§ INSTRUCTION: Pictures don't belong in the copy; print all the records exactly.

(Stored records)
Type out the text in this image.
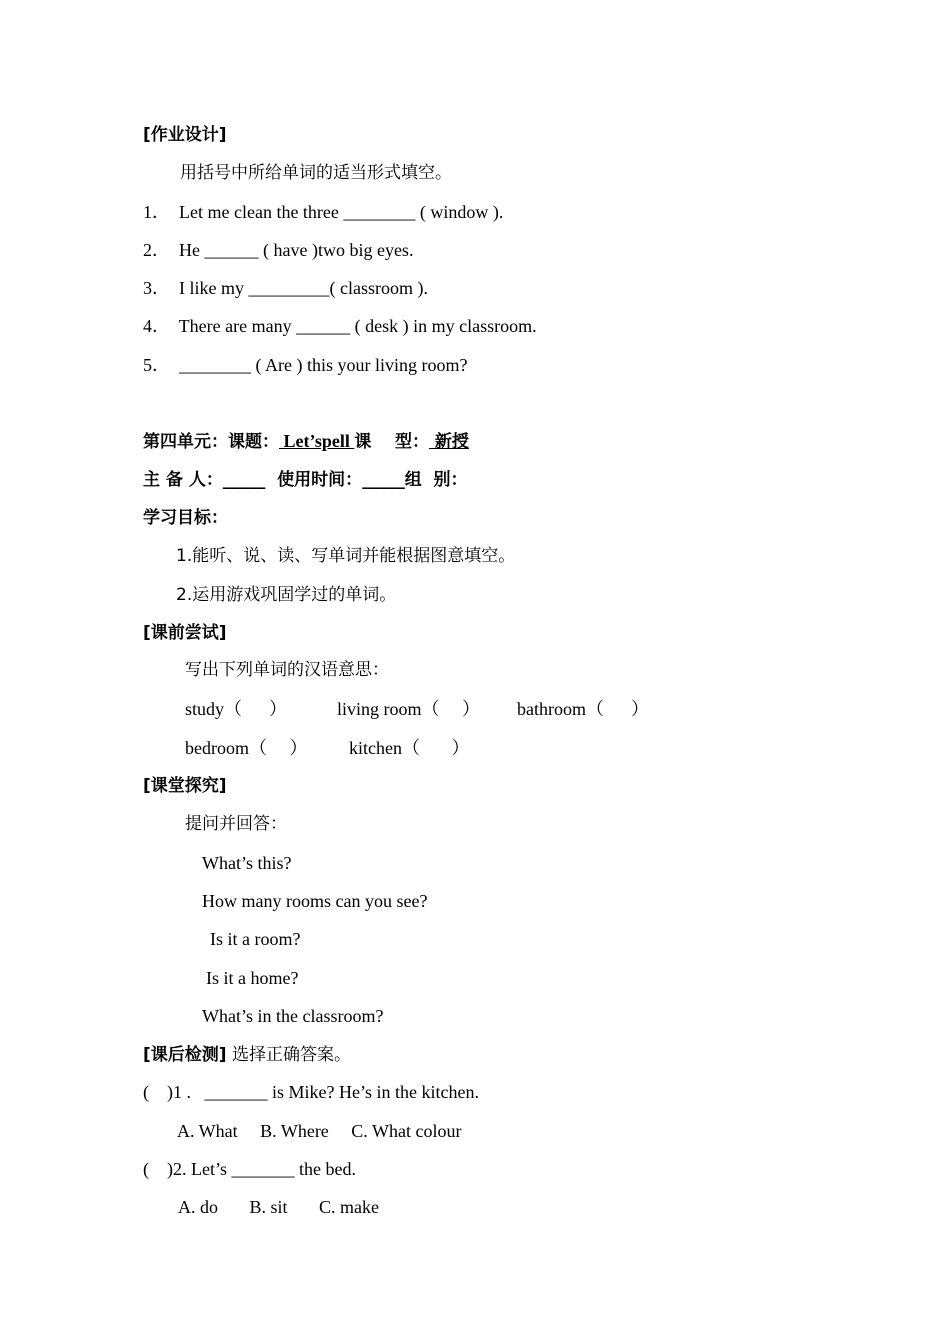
[作业设计]
用括号中所给单词的适当形式填空。
1．  Let me clean the three ________ ( window ).
2．  He ______ ( have )two big eyes.
3．  I like my _________( classroom ).
4．  There are many ______ ( desk ) in my classroom.
5．  ________ ( Are ) this your living room?
第四单元：课题： Let’spell 课    型： 新授
主 备 人：_____  使用时间：_____组  别：
学习目标：
1.能听、说、读、写单词并能根据图意填空。
2.运用游戏巩固学过的单词。
[课前尝试]
写出下列单词的汉语意思：
study（      ）	living room（     ） bathroom（      ）
bedroom（     ） kitchen（       ）
[课堂探究]
提问并回答：
What’s this?
How many rooms can you see?
Is it a room?
Is it a home?
What’s in the classroom?
[课后检测] 选择正确答案。
(    )1 .   _______ is Mike? He’s in the kitchen.
A. What     B. Where     C. What colour
(    )2. Let’s _______ the bed.
A. do       B. sit       C. make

§ RESPONSE BELOW:
Type out the text in this image.
[作业设计]
用括号中所给单词的适当形式填空。
1．  Let me clean the three ________ ( window ).
2．  He ______ ( have )two big eyes.
3．  I like my _________( classroom ).
4．  There are many ______ ( desk ) in my classroom.
5．  ________ ( Are ) this your living room?
第四单元：课题： Let’spell 课    型： 新授
主 备 人：_____  使用时间：_____组  别：
学习目标：
1.能听、说、读、写单词并能根据图意填空。
2.运用游戏巩固学过的单词。
[课前尝试]
写出下列单词的汉语意思：
study（      ）	living room（     ） bathroom（      ）
bedroom（     ） kitchen（       ）
[课堂探究]
提问并回答：
What’s this?
How many rooms can you see?
Is it a room?
Is it a home?
What’s in the classroom?
[课后检测] 选择正确答案。
(    )1 .   _______ is Mike? He’s in the kitchen.
A. What     B. Where     C. What colour
(    )2. Let’s _______ the bed.
A. do       B. sit       C. make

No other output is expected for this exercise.